* [INSTRUCTIONS FOR THE TASK]
Put each line of the entries below into a JSON list of strings, with one string per line and no blank lines.

Stored items:
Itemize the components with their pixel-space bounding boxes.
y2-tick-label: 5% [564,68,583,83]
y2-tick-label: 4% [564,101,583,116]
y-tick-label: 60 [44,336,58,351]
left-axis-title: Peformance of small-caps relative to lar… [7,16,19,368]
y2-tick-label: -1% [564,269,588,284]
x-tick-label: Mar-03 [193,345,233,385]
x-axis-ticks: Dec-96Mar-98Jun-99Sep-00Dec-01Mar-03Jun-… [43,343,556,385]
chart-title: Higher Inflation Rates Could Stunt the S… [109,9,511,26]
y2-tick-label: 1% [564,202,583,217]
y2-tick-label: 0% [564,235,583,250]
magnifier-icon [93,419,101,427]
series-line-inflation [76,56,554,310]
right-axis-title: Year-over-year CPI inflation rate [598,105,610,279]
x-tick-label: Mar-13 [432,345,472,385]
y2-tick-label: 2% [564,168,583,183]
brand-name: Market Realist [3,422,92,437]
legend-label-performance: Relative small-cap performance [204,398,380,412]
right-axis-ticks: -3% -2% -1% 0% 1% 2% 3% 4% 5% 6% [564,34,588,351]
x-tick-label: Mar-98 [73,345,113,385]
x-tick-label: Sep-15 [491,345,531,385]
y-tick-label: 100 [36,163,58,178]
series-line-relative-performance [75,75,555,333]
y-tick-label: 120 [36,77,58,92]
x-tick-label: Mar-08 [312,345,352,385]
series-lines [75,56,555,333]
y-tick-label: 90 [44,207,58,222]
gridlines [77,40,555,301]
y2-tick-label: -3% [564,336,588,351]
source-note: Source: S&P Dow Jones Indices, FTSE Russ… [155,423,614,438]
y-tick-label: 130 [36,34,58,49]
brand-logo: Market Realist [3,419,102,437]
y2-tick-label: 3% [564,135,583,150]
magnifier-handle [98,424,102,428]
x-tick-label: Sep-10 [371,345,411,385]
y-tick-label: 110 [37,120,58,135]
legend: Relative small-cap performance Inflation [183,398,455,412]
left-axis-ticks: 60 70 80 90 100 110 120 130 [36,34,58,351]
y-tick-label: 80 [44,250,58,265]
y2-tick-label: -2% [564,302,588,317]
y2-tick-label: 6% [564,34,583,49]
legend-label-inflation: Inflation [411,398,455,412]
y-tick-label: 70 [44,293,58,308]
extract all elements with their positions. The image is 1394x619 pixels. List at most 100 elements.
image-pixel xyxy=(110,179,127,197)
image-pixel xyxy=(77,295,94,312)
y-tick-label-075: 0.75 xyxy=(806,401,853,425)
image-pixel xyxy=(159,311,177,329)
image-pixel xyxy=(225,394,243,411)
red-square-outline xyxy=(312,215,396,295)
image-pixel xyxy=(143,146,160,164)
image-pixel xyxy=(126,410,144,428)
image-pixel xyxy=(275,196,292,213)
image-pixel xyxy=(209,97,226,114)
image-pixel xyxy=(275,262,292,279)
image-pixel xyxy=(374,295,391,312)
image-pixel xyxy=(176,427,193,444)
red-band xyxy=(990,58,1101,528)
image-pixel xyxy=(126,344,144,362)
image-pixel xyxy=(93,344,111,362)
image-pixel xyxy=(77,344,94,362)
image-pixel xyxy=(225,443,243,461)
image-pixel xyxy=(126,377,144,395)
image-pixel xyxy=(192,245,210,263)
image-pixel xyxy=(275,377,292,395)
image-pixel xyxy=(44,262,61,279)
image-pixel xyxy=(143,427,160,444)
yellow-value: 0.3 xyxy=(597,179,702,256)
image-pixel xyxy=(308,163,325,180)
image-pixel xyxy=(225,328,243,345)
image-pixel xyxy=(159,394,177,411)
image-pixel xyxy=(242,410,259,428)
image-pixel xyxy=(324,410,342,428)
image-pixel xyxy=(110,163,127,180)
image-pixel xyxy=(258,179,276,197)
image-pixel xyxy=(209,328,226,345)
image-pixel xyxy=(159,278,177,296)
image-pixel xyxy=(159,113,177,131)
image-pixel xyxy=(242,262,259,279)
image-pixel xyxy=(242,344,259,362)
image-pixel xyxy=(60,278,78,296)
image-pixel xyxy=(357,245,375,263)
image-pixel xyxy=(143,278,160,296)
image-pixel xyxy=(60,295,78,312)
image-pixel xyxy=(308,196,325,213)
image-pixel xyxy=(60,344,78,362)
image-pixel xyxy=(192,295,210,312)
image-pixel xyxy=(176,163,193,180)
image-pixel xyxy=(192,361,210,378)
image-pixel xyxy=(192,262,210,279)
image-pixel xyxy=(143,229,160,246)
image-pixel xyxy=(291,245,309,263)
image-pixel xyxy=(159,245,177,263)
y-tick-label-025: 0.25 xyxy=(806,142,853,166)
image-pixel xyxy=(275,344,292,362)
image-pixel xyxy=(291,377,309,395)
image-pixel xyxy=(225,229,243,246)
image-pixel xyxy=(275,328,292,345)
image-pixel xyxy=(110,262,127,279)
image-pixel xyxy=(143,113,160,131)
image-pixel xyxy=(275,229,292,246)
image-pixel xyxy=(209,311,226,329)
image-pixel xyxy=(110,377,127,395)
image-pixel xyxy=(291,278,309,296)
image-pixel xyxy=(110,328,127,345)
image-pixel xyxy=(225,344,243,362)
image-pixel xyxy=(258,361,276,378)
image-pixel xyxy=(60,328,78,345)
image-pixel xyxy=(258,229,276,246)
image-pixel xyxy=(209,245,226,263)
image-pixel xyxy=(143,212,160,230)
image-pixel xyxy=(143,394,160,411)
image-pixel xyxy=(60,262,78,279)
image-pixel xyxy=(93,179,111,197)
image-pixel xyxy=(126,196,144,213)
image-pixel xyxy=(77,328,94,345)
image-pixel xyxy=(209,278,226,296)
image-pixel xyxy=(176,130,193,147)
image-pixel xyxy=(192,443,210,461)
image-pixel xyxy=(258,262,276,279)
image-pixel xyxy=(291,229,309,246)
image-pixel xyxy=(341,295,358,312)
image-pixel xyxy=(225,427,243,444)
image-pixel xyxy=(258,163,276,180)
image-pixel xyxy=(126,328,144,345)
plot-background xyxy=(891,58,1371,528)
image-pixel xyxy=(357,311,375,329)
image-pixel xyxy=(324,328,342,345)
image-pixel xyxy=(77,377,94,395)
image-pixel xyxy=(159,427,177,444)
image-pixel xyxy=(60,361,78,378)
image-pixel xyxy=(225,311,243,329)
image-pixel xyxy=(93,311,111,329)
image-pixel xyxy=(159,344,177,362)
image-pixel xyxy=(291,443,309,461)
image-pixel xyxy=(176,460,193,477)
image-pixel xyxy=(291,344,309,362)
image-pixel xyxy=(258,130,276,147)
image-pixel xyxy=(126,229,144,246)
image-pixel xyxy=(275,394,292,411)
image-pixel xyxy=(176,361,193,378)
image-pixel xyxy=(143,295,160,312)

* [RESULT OF THE EXERCISE]
[
  "Itemize the components with their pixel-space bounding boxes.",
  "y2-tick-label: 5% [564,68,583,83]",
  "y2-tick-label: 4% [564,101,583,116]",
  "y-tick-label: 60 [44,336,58,351]",
  "left-axis-title: Peformance of small-caps relative to lar… [7,16,19,368]",
  "y2-tick-label: -1% [564,269,588,284]",
  "x-tick-label: Mar-03 [193,345,233,385]",
  "x-axis-ticks: Dec-96Mar-98Jun-99Sep-00Dec-01Mar-03Jun-… [43,343,556,385]",
  "chart-title: Higher Inflation Rates Could Stunt the S… [109,9,511,26]",
  "y2-tick-label: 1% [564,202,583,217]",
  "y2-tick-label: 0% [564,235,583,250]",
  "magnifier-icon [93,419,101,427]",
  "series-line-inflation [76,56,554,310]",
  "right-axis-title: Year-over-year CPI inflation rate [598,105,610,279]",
  "x-tick-label: Mar-13 [432,345,472,385]",
  "y2-tick-label: 2% [564,168,583,183]",
  "brand-name: Market Realist [3,422,92,437]",
  "legend-label-performance: Relative small-cap performance [204,398,380,412]",
  "right-axis-ticks: -3% -2% -1% 0% 1% 2% 3% 4% 5% 6% [564,34,588,351]",
  "x-tick-label: Mar-98 [73,345,113,385]",
  "x-tick-label: Sep-15 [491,345,531,385]",
  "y-tick-label: 100 [36,163,58,178]",
  "series-line-relative-performance [75,75,555,333]",
  "y-tick-label: 120 [36,77,58,92]",
  "x-tick-label: Mar-08 [312,345,352,385]",
  "series-lines [75,56,555,333]",
  "y-tick-label: 90 [44,207,58,222]",
  "gridlines [77,40,555,301]",
  "y2-tick-label: -3% [564,336,588,351]",
  "source-note: Source: S&P Dow Jones Indices, FTSE Russ… [155,423,614,438]",
  "y-tick-label: 130 [36,34,58,49]",
  "brand-logo: Market Realist [3,419,102,437]",
  "y2-tick-label: 3% [564,135,583,150]",
  "magnifier-handle [98,424,102,428]",
  "x-tick-label: Sep-10 [371,345,411,385]",
  "y-tick-label: 110 [37,120,58,135]",
  "legend: Relative small-cap performance Inflation [183,398,455,412]",
  "left-axis-ticks: 60 70 80 90 100 110 120 130 [36,34,58,351]",
  "y-tick-label: 80 [44,250,58,265]",
  "y2-tick-label: -2% [564,302,588,317]",
  "y2-tick-label: 6% [564,34,583,49]",
  "legend-label-inflation: Inflation [411,398,455,412]",
  "y-tick-label: 70 [44,293,58,308]",
  "extract all elements with their positions. The image is 1394x619 pixels. List at most 100 elements.",
  "image-pixel xyxy=(110,179,127,197)",
  "image-pixel xyxy=(77,295,94,312)",
  "y-tick-label-075: 0.75 xyxy=(806,401,853,425)",
  "image-pixel xyxy=(159,311,177,329)",
  "image-pixel xyxy=(225,394,243,411)",
  "red-square-outline xyxy=(312,215,396,295)",
  "image-pixel xyxy=(143,146,160,164)",
  "image-pixel xyxy=(126,410,144,428)",
  "image-pixel xyxy=(275,196,292,213)",
  "image-pixel xyxy=(209,97,226,114)",
  "image-pixel xyxy=(275,262,292,279)",
  "image-pixel xyxy=(374,295,391,312)",
  "image-pixel xyxy=(176,427,193,444)",
  "red-band xyxy=(990,58,1101,528)",
  "image-pixel xyxy=(126,344,144,362)",
  "image-pixel xyxy=(93,344,111,362)",
  "image-pixel xyxy=(77,344,94,362)",
  "image-pixel xyxy=(225,443,243,461)",
  "image-pixel xyxy=(126,377,144,395)",
  "image-pixel xyxy=(192,245,210,263)",
  "image-pixel xyxy=(275,377,292,395)",
  "image-pixel xyxy=(44,262,61,279)",
  "image-pixel xyxy=(143,427,160,444)",
  "yellow-value: 0.3 xyxy=(597,179,702,256)",
  "image-pixel xyxy=(308,163,325,180)",
  "image-pixel xyxy=(225,328,243,345)",
  "image-pixel xyxy=(159,394,177,411)",
  "image-pixel xyxy=(242,410,259,428)",
  "image-pixel xyxy=(324,410,342,428)",
  "image-pixel xyxy=(110,163,127,180)",
  "image-pixel xyxy=(258,179,276,197)",
  "image-pixel xyxy=(209,328,226,345)",
  "image-pixel xyxy=(159,278,177,296)",
  "image-pixel xyxy=(159,113,177,131)",
  "image-pixel xyxy=(242,262,259,279)",
  "image-pixel xyxy=(242,344,259,362)",
  "image-pixel xyxy=(60,278,78,296)",
  "image-pixel xyxy=(357,245,375,263)",
  "image-pixel xyxy=(143,278,160,296)",
  "image-pixel xyxy=(60,295,78,312)",
  "image-pixel xyxy=(308,196,325,213)",
  "image-pixel xyxy=(60,344,78,362)",
  "image-pixel xyxy=(192,295,210,312)",
  "image-pixel xyxy=(176,163,193,180)",
  "image-pixel xyxy=(192,361,210,378)",
  "image-pixel xyxy=(192,262,210,279)",
  "image-pixel xyxy=(143,229,160,246)",
  "image-pixel xyxy=(291,245,309,263)",
  "image-pixel xyxy=(159,245,177,263)",
  "y-tick-label-025: 0.25 xyxy=(806,142,853,166)",
  "image-pixel xyxy=(275,344,292,362)",
  "image-pixel xyxy=(291,377,309,395)",
  "image-pixel xyxy=(225,229,243,246)",
  "image-pixel xyxy=(275,328,292,345)",
  "image-pixel xyxy=(110,262,127,279)",
  "image-pixel xyxy=(143,113,160,131)",
  "image-pixel xyxy=(275,229,292,246)",
  "image-pixel xyxy=(209,311,226,329)",
  "image-pixel xyxy=(110,377,127,395)",
  "image-pixel xyxy=(291,278,309,296)",
  "image-pixel xyxy=(110,328,127,345)",
  "image-pixel xyxy=(225,344,243,362)",
  "image-pixel xyxy=(258,361,276,378)",
  "image-pixel xyxy=(60,328,78,345)",
  "image-pixel xyxy=(258,229,276,246)",
  "image-pixel xyxy=(209,245,226,263)",
  "image-pixel xyxy=(143,212,160,230)",
  "image-pixel xyxy=(143,394,160,411)",
  "image-pixel xyxy=(60,262,78,279)",
  "image-pixel xyxy=(93,179,111,197)",
  "image-pixel xyxy=(126,196,144,213)",
  "image-pixel xyxy=(77,328,94,345)",
  "image-pixel xyxy=(209,278,226,296)",
  "image-pixel xyxy=(176,130,193,147)",
  "image-pixel xyxy=(192,443,210,461)",
  "image-pixel xyxy=(258,262,276,279)",
  "image-pixel xyxy=(291,229,309,246)",
  "image-pixel xyxy=(341,295,358,312)",
  "image-pixel xyxy=(225,427,243,444)",
  "image-pixel xyxy=(258,163,276,180)",
  "image-pixel xyxy=(126,328,144,345)",
  "plot-background xyxy=(891,58,1371,528)",
  "image-pixel xyxy=(357,311,375,329)",
  "image-pixel xyxy=(324,328,342,345)",
  "image-pixel xyxy=(77,377,94,395)",
  "image-pixel xyxy=(159,427,177,444)",
  "image-pixel xyxy=(60,361,78,378)",
  "image-pixel xyxy=(225,311,243,329)",
  "image-pixel xyxy=(93,311,111,329)",
  "image-pixel xyxy=(159,344,177,362)",
  "image-pixel xyxy=(291,443,309,461)",
  "image-pixel xyxy=(176,460,193,477)",
  "image-pixel xyxy=(291,344,309,362)",
  "image-pixel xyxy=(258,130,276,147)",
  "image-pixel xyxy=(126,229,144,246)",
  "image-pixel xyxy=(275,394,292,411)",
  "image-pixel xyxy=(176,361,193,378)",
  "image-pixel xyxy=(143,295,160,312)"
]